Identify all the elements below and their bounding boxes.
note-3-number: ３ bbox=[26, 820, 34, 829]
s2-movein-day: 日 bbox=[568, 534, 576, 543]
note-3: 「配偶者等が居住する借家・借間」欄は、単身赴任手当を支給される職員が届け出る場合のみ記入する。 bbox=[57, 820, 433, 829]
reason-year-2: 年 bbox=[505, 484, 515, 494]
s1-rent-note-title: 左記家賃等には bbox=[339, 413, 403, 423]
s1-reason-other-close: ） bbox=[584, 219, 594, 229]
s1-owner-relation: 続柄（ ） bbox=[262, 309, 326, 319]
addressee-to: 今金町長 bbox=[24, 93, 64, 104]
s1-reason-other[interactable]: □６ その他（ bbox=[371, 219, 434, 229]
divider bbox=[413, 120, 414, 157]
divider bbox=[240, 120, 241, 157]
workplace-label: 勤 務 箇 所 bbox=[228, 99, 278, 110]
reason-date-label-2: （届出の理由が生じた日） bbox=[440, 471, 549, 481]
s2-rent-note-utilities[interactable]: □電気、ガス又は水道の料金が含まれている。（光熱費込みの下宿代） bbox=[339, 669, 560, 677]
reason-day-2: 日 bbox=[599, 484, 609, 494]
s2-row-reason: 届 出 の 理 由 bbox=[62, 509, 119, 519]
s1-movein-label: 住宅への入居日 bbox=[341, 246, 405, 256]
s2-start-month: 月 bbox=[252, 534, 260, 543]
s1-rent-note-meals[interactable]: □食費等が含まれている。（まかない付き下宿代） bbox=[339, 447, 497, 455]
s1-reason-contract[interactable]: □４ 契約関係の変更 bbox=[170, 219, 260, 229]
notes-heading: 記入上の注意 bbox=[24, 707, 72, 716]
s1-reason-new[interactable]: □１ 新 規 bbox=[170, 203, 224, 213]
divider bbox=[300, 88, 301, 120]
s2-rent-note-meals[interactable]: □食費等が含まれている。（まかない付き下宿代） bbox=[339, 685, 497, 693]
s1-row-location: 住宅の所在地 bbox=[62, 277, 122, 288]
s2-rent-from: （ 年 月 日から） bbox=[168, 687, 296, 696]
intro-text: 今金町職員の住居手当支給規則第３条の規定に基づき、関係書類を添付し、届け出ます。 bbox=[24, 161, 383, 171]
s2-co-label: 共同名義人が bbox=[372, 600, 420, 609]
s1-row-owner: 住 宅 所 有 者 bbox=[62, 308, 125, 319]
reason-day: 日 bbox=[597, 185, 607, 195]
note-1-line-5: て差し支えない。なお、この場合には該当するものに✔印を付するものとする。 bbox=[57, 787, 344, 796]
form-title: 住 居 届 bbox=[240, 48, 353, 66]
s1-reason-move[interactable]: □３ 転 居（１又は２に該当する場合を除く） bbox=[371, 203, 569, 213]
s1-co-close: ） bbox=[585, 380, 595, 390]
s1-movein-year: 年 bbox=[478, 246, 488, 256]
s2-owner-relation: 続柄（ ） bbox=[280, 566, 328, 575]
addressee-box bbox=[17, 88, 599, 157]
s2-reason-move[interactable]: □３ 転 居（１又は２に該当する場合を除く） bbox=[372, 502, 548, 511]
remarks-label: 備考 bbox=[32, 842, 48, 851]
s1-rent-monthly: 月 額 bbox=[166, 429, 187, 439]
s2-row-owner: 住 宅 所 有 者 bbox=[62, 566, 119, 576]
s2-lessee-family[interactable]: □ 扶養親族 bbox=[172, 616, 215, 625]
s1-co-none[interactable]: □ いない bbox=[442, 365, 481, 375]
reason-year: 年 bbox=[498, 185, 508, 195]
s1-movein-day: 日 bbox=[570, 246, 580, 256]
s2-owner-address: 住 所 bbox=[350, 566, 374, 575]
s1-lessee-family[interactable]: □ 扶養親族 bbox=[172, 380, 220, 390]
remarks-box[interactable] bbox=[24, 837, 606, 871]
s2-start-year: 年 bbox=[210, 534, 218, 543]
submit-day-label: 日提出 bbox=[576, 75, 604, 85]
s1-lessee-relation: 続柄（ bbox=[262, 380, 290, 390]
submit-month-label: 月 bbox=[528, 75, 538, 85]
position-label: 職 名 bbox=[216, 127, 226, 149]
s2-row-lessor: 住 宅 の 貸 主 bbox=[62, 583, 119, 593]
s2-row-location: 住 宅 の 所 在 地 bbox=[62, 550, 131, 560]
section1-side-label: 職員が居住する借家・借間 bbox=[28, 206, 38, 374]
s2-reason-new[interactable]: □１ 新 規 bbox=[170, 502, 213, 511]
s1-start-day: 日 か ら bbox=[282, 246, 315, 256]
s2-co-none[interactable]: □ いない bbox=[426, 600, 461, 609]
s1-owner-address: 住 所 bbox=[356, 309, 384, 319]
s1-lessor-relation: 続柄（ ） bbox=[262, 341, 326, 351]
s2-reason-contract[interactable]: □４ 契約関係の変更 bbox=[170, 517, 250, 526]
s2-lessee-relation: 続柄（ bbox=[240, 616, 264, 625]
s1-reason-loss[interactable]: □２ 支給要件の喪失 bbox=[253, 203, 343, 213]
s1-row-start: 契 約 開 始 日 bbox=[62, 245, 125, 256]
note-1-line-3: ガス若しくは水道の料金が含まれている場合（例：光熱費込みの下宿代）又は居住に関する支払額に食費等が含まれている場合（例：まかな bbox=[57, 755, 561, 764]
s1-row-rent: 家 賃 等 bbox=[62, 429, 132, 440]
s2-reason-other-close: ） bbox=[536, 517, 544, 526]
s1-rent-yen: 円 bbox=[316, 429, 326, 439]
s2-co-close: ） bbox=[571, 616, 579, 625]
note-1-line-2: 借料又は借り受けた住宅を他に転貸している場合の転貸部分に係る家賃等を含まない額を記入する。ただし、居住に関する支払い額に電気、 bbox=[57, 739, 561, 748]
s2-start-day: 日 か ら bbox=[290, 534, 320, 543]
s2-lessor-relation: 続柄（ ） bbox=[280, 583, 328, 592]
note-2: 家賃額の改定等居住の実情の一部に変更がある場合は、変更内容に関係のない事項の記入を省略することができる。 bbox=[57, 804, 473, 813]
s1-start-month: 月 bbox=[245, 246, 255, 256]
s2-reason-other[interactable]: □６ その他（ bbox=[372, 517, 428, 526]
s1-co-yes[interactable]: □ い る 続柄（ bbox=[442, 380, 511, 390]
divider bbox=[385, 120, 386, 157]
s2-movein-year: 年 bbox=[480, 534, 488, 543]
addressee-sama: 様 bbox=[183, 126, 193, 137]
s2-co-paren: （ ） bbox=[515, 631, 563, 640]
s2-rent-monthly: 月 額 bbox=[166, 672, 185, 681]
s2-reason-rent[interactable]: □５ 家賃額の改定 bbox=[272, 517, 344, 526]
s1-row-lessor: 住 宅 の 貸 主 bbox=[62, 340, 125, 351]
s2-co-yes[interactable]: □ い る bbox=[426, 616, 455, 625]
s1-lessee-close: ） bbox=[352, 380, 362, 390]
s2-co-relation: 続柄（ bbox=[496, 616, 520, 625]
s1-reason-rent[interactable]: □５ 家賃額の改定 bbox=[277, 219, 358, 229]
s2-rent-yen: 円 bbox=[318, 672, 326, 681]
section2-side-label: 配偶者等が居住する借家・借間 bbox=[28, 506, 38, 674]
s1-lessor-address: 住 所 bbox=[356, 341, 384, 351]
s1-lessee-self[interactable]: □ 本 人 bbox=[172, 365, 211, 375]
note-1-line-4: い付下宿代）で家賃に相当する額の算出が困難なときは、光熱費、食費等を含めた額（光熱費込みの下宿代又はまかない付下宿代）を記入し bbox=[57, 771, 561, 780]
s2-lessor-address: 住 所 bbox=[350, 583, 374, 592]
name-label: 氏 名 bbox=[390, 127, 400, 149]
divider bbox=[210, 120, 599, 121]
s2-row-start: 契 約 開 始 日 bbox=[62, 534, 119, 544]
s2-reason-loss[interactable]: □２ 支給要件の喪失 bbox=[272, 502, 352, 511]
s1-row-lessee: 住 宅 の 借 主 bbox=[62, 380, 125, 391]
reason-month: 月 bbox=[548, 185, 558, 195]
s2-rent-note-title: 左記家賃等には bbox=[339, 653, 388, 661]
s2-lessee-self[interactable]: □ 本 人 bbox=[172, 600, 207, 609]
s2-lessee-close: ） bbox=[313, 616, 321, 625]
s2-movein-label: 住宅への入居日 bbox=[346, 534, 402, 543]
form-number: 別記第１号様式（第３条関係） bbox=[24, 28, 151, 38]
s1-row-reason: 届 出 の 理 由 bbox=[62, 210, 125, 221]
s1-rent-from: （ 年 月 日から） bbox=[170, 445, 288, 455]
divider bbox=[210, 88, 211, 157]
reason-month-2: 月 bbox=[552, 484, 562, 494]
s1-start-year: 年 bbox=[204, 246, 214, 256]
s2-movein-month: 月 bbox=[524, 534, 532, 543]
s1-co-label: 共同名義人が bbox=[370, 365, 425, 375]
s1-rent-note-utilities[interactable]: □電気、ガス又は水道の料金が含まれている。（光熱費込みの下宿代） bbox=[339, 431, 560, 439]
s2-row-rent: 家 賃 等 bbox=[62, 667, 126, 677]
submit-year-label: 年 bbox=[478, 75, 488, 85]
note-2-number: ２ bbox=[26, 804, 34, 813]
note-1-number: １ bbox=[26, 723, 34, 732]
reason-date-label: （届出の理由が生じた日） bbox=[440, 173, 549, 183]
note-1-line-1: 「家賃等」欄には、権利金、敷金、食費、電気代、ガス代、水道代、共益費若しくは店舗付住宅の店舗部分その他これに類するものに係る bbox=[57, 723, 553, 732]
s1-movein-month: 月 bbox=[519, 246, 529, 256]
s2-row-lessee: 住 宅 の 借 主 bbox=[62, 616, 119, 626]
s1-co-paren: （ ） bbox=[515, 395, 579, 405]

▸ Problem details: Write the data from its opening line through the line containing "s1-reason-other-close: ） bbox=[584, 219, 594, 229]", both included, as a JSON list of strings with one string per line and no blank lines.

▸ Solution for this exercise:
[
  "Identify all the elements below and their bounding boxes.",
  "note-3-number: ３ bbox=[26, 820, 34, 829]",
  "s2-movein-day: 日 bbox=[568, 534, 576, 543]",
  "note-3: 「配偶者等が居住する借家・借間」欄は、単身赴任手当を支給される職員が届け出る場合のみ記入する。 bbox=[57, 820, 433, 829]",
  "reason-year-2: 年 bbox=[505, 484, 515, 494]",
  "s1-rent-note-title: 左記家賃等には bbox=[339, 413, 403, 423]",
  "s1-reason-other-close: ） bbox=[584, 219, 594, 229]"
]